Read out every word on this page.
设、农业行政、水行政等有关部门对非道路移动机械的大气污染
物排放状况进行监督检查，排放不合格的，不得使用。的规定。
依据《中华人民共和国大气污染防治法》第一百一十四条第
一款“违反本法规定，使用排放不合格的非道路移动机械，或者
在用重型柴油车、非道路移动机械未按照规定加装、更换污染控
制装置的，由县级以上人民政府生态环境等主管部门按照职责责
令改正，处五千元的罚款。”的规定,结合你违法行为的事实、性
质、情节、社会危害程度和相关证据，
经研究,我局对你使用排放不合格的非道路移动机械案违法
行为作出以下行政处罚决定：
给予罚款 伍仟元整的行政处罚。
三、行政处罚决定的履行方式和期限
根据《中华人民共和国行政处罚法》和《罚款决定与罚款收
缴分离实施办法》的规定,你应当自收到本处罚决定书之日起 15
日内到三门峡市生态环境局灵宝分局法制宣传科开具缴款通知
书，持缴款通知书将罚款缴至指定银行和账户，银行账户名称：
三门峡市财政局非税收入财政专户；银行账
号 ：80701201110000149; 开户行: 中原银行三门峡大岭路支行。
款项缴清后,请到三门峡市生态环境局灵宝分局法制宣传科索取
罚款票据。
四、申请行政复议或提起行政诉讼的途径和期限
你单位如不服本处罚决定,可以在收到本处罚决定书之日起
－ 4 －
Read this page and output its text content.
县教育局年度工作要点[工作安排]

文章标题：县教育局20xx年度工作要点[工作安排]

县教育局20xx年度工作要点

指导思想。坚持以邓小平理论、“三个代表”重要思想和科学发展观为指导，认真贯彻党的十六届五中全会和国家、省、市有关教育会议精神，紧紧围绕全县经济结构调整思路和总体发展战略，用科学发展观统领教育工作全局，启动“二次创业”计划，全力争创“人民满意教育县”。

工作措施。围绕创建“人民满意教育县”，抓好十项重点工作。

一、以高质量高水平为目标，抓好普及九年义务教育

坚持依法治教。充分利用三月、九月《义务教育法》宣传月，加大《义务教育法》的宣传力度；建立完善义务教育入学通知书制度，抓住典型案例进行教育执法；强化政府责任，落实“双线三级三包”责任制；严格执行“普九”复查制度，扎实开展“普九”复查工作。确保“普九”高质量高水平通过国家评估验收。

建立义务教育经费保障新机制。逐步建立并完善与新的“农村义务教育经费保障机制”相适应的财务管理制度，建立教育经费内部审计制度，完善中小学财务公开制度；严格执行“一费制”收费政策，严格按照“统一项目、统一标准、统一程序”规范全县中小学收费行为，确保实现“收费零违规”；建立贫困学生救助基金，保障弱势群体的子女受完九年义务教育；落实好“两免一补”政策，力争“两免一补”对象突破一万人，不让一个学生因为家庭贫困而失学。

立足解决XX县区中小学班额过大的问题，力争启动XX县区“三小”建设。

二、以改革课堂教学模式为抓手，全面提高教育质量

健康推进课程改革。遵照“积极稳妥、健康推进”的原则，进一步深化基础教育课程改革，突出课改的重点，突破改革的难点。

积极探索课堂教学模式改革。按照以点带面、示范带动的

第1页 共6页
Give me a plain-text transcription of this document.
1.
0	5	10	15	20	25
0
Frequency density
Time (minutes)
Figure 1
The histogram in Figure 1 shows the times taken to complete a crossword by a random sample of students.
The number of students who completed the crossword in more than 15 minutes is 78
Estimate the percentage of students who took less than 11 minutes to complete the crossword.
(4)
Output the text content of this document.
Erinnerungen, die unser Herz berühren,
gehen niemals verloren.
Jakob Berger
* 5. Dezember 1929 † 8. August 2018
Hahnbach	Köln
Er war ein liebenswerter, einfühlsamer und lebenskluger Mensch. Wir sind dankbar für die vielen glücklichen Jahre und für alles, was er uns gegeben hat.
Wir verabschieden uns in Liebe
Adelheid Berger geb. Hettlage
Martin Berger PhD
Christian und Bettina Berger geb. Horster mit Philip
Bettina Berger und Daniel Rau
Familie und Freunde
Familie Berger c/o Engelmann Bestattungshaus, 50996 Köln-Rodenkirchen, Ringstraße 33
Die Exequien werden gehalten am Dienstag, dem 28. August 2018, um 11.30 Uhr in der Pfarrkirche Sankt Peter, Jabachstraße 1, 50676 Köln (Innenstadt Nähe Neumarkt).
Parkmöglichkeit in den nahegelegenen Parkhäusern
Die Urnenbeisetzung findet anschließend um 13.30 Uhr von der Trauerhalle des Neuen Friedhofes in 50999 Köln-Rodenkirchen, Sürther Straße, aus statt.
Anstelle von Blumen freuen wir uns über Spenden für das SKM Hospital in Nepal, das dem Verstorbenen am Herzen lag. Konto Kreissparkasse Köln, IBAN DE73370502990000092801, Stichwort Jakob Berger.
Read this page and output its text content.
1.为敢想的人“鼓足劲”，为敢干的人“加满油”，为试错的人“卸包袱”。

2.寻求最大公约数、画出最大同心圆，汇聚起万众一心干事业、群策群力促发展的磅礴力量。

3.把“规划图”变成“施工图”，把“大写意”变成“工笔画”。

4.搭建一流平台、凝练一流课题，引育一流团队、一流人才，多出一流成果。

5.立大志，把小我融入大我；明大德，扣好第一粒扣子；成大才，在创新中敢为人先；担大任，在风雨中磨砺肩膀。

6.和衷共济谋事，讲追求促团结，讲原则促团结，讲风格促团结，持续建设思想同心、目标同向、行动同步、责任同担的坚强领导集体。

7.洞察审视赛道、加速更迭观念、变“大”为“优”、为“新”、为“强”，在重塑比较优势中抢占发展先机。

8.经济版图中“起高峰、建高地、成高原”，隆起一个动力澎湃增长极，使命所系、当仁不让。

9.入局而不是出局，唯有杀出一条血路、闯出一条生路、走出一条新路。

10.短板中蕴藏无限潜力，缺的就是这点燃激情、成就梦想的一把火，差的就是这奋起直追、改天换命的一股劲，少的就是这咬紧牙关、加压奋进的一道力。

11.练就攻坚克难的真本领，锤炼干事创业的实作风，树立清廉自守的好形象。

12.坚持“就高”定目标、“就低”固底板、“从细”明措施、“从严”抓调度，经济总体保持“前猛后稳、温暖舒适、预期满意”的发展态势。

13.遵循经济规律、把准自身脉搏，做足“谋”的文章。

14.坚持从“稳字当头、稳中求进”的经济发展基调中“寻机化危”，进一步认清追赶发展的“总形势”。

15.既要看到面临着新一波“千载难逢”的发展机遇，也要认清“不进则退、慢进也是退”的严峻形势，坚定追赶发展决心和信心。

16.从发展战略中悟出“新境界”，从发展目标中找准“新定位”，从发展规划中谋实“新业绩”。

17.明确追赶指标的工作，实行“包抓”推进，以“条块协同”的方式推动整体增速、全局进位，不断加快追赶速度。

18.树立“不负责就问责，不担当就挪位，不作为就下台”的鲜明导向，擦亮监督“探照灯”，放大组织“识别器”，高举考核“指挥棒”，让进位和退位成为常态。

+ + + +

_What is being asked_.
Copy all data exactly, start to finish.

_Response to this exercise_.
Read out every word on this page.
设、农业行政、水行政等有关部门对非道路移动机械的大气污染
物排放状况进行监督检查，排放不合格的，不得使用。的规定。
依据《中华人民共和国大气污染防治法》第一百一十四条第
一款“违反本法规定，使用排放不合格的非道路移动机械，或者
在用重型柴油车、非道路移动机械未按照规定加装、更换污染控
制装置的，由县级以上人民政府生态环境等主管部门按照职责责
令改正，处五千元的罚款。”的规定,结合你违法行为的事实、性
质、情节、社会危害程度和相关证据，
经研究,我局对你使用排放不合格的非道路移动机械案违法
行为作出以下行政处罚决定：
给予罚款 伍仟元整的行政处罚。
三、行政处罚决定的履行方式和期限
根据《中华人民共和国行政处罚法》和《罚款决定与罚款收
缴分离实施办法》的规定,你应当自收到本处罚决定书之日起 15
日内到三门峡市生态环境局灵宝分局法制宣传科开具缴款通知
书，持缴款通知书将罚款缴至指定银行和账户，银行账户名称：
三门峡市财政局非税收入财政专户；银行账
号 ：80701201110000149; 开户行: 中原银行三门峡大岭路支行。
款项缴清后,请到三门峡市生态环境局灵宝分局法制宣传科索取
罚款票据。
四、申请行政复议或提起行政诉讼的途径和期限
你单位如不服本处罚决定,可以在收到本处罚决定书之日起
－ 4 －
Read this page and output its text content.
县教育局年度工作要点[工作安排]

文章标题：县教育局20xx年度工作要点[工作安排]

县教育局20xx年度工作要点

指导思想。坚持以邓小平理论、“三个代表”重要思想和科学发展观为指导，认真贯彻党的十六届五中全会和国家、省、市有关教育会议精神，紧紧围绕全县经济结构调整思路和总体发展战略，用科学发展观统领教育工作全局，启动“二次创业”计划，全力争创“人民满意教育县”。

工作措施。围绕创建“人民满意教育县”，抓好十项重点工作。

一、以高质量高水平为目标，抓好普及九年义务教育

坚持依法治教。充分利用三月、九月《义务教育法》宣传月，加大《义务教育法》的宣传力度；建立完善义务教育入学通知书制度，抓住典型案例进行教育执法；强化政府责任，落实“双线三级三包”责任制；严格执行“普九”复查制度，扎实开展“普九”复查工作。确保“普九”高质量高水平通过国家评估验收。

建立义务教育经费保障新机制。逐步建立并完善与新的“农村义务教育经费保障机制”相适应的财务管理制度，建立教育经费内部审计制度，完善中小学财务公开制度；严格执行“一费制”收费政策，严格按照“统一项目、统一标准、统一程序”规范全县中小学收费行为，确保实现“收费零违规”；建立贫困学生救助基金，保障弱势群体的子女受完九年义务教育；落实好“两免一补”政策，力争“两免一补”对象突破一万人，不让一个学生因为家庭贫困而失学。

立足解决XX县区中小学班额过大的问题，力争启动XX县区“三小”建设。

二、以改革课堂教学模式为抓手，全面提高教育质量

健康推进课程改革。遵照“积极稳妥、健康推进”的原则，进一步深化基础教育课程改革，突出课改的重点，突破改革的难点。

积极探索课堂教学模式改革。按照以点带面、示范带动的

第1页 共6页
Give me a plain-text transcription of this document.
1.
0	5	10	15	20	25
0
Frequency density
Time (minutes)
Figure 1
The histogram in Figure 1 shows the times taken to complete a crossword by a random sample of students.
The number of students who completed the crossword in more than 15 minutes is 78
Estimate the percentage of students who took less than 11 minutes to complete the crossword.
(4)
Output the text content of this document.
Erinnerungen, die unser Herz berühren,
gehen niemals verloren.
Jakob Berger
* 5. Dezember 1929 † 8. August 2018
Hahnbach	Köln
Er war ein liebenswerter, einfühlsamer und lebenskluger Mensch. Wir sind dankbar für die vielen glücklichen Jahre und für alles, was er uns gegeben hat.
Wir verabschieden uns in Liebe
Adelheid Berger geb. Hettlage
Martin Berger PhD
Christian und Bettina Berger geb. Horster mit Philip
Bettina Berger und Daniel Rau
Familie und Freunde
Familie Berger c/o Engelmann Bestattungshaus, 50996 Köln-Rodenkirchen, Ringstraße 33
Die Exequien werden gehalten am Dienstag, dem 28. August 2018, um 11.30 Uhr in der Pfarrkirche Sankt Peter, Jabachstraße 1, 50676 Köln (Innenstadt Nähe Neumarkt).
Parkmöglichkeit in den nahegelegenen Parkhäusern
Die Urnenbeisetzung findet anschließend um 13.30 Uhr von der Trauerhalle des Neuen Friedhofes in 50999 Köln-Rodenkirchen, Sürther Straße, aus statt.
Anstelle von Blumen freuen wir uns über Spenden für das SKM Hospital in Nepal, das dem Verstorbenen am Herzen lag. Konto Kreissparkasse Köln, IBAN DE73370502990000092801, Stichwort Jakob Berger.
Read this page and output its text content.
1.为敢想的人“鼓足劲”，为敢干的人“加满油”，为试错的人“卸包袱”。

2.寻求最大公约数、画出最大同心圆，汇聚起万众一心干事业、群策群力促发展的磅礴力量。

3.把“规划图”变成“施工图”，把“大写意”变成“工笔画”。

4.搭建一流平台、凝练一流课题，引育一流团队、一流人才，多出一流成果。

5.立大志，把小我融入大我；明大德，扣好第一粒扣子；成大才，在创新中敢为人先；担大任，在风雨中磨砺肩膀。

6.和衷共济谋事，讲追求促团结，讲原则促团结，讲风格促团结，持续建设思想同心、目标同向、行动同步、责任同担的坚强领导集体。

7.洞察审视赛道、加速更迭观念、变“大”为“优”、为“新”、为“强”，在重塑比较优势中抢占发展先机。

8.经济版图中“起高峰、建高地、成高原”，隆起一个动力澎湃增长极，使命所系、当仁不让。

9.入局而不是出局，唯有杀出一条血路、闯出一条生路、走出一条新路。

10.短板中蕴藏无限潜力，缺的就是这点燃激情、成就梦想的一把火，差的就是这奋起直追、改天换命的一股劲，少的就是这咬紧牙关、加压奋进的一道力。

11.练就攻坚克难的真本领，锤炼干事创业的实作风，树立清廉自守的好形象。

12.坚持“就高”定目标、“就低”固底板、“从细”明措施、“从严”抓调度，经济总体保持“前猛后稳、温暖舒适、预期满意”的发展态势。

13.遵循经济规律、把准自身脉搏，做足“谋”的文章。

14.坚持从“稳字当头、稳中求进”的经济发展基调中“寻机化危”，进一步认清追赶发展的“总形势”。

15.既要看到面临着新一波“千载难逢”的发展机遇，也要认清“不进则退、慢进也是退”的严峻形势，坚定追赶发展决心和信心。

16.从发展战略中悟出“新境界”，从发展目标中找准“新定位”，从发展规划中谋实“新业绩”。

17.明确追赶指标的工作，实行“包抓”推进，以“条块协同”的方式推动整体增速、全局进位，不断加快追赶速度。

18.树立“不负责就问责，不担当就挪位，不作为就下台”的鲜明导向，擦亮监督“探照灯”，放大组织“识别器”，高举考核“指挥棒”，让进位和退位成为常态。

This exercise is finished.